[START Given entries]

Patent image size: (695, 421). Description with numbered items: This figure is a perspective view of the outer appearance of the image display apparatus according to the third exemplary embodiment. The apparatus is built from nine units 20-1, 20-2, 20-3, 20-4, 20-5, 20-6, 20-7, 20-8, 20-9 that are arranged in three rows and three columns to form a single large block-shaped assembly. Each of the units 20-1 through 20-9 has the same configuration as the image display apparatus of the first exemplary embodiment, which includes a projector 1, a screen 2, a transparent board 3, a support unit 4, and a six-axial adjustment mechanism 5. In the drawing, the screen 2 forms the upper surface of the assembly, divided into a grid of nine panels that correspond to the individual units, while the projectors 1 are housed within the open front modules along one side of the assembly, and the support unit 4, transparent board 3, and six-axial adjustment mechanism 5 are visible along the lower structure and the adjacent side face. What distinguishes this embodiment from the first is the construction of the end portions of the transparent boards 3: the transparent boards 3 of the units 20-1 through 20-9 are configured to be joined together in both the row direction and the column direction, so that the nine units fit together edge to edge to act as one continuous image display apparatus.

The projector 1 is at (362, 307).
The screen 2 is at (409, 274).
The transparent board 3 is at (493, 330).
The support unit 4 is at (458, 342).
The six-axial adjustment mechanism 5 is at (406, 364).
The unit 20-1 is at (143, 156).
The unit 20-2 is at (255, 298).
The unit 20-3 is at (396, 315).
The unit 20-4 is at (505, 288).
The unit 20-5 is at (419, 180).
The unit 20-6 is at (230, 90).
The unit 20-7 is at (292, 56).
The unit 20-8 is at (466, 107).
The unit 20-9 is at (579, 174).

[END Given entries]

(Description of the task):
Copy every item in the source data above word for word, with no changes.

(Exercise output):
Patent image size: (695, 421). Description with numbered items: This figure is a perspective view of the outer appearance of the image display apparatus according to the third exemplary embodiment. The apparatus is built from nine units 20-1, 20-2, 20-3, 20-4, 20-5, 20-6, 20-7, 20-8, 20-9 that are arranged in three rows and three columns to form a single large block-shaped assembly. Each of the units 20-1 through 20-9 has the same configuration as the image display apparatus of the first exemplary embodiment, which includes a projector 1, a screen 2, a transparent board 3, a support unit 4, and a six-axial adjustment mechanism 5. In the drawing, the screen 2 forms the upper surface of the assembly, divided into a grid of nine panels that correspond to the individual units, while the projectors 1 are housed within the open front modules along one side of the assembly, and the support unit 4, transparent board 3, and six-axial adjustment mechanism 5 are visible along the lower structure and the adjacent side face. What distinguishes this embodiment from the first is the construction of the end portions of the transparent boards 3: the transparent boards 3 of the units 20-1 through 20-9 are configured to be joined together in both the row direction and the column direction, so that the nine units fit together edge to edge to act as one continuous image display apparatus.

The projector 1 is at (362, 307).
The screen 2 is at (409, 274).
The transparent board 3 is at (493, 330).
The support unit 4 is at (458, 342).
The six-axial adjustment mechanism 5 is at (406, 364).
The unit 20-1 is at (143, 156).
The unit 20-2 is at (255, 298).
The unit 20-3 is at (396, 315).
The unit 20-4 is at (505, 288).
The unit 20-5 is at (419, 180).
The unit 20-6 is at (230, 90).
The unit 20-7 is at (292, 56).
The unit 20-8 is at (466, 107).
The unit 20-9 is at (579, 174).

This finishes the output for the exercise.